Work to do> Output the full listing below exactly, without the pictures.

Dataset records on visual material>

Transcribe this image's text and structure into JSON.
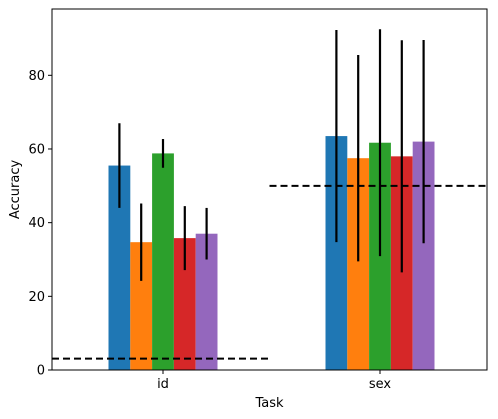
{
  "chart_data": {
    "type": "bar",
    "categories": [
      "id",
      "sex"
    ],
    "xlabel": "Task",
    "ylabel": "Accuracy",
    "ylim": [
      0,
      98
    ],
    "yticks": [
      0,
      20,
      40,
      60,
      80
    ],
    "grid": false,
    "colors": [
      "#1f77b4",
      "#ff7f0e",
      "#2ca02c",
      "#d62728",
      "#9467bd"
    ],
    "series": [
      {
        "values": [
          55.5,
          63.5
        ],
        "errors": [
          11.5,
          28.8
        ]
      },
      {
        "values": [
          34.7,
          57.5
        ],
        "errors": [
          10.5,
          28.0
        ]
      },
      {
        "values": [
          58.8,
          61.7
        ],
        "errors": [
          3.9,
          30.8
        ]
      },
      {
        "values": [
          35.8,
          58.0
        ],
        "errors": [
          8.7,
          31.5
        ]
      },
      {
        "values": [
          37.0,
          62.0
        ],
        "errors": [
          7.0,
          27.6
        ]
      }
    ],
    "reference_lines": [
      {
        "category": "id",
        "value": 3.1
      },
      {
        "category": "sex",
        "value": 50.0
      }
    ]
  }
}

The output>
Transcribe this image's text and structure into JSON.
{
  "chart_data": {
    "type": "bar",
    "categories": [
      "id",
      "sex"
    ],
    "xlabel": "Task",
    "ylabel": "Accuracy",
    "ylim": [
      0,
      98
    ],
    "yticks": [
      0,
      20,
      40,
      60,
      80
    ],
    "grid": false,
    "colors": [
      "#1f77b4",
      "#ff7f0e",
      "#2ca02c",
      "#d62728",
      "#9467bd"
    ],
    "series": [
      {
        "values": [
          55.5,
          63.5
        ],
        "errors": [
          11.5,
          28.8
        ]
      },
      {
        "values": [
          34.7,
          57.5
        ],
        "errors": [
          10.5,
          28.0
        ]
      },
      {
        "values": [
          58.8,
          61.7
        ],
        "errors": [
          3.9,
          30.8
        ]
      },
      {
        "values": [
          35.8,
          58.0
        ],
        "errors": [
          8.7,
          31.5
        ]
      },
      {
        "values": [
          37.0,
          62.0
        ],
        "errors": [
          7.0,
          27.6
        ]
      }
    ],
    "reference_lines": [
      {
        "category": "id",
        "value": 3.1
      },
      {
        "category": "sex",
        "value": 50.0
      }
    ]
  }
}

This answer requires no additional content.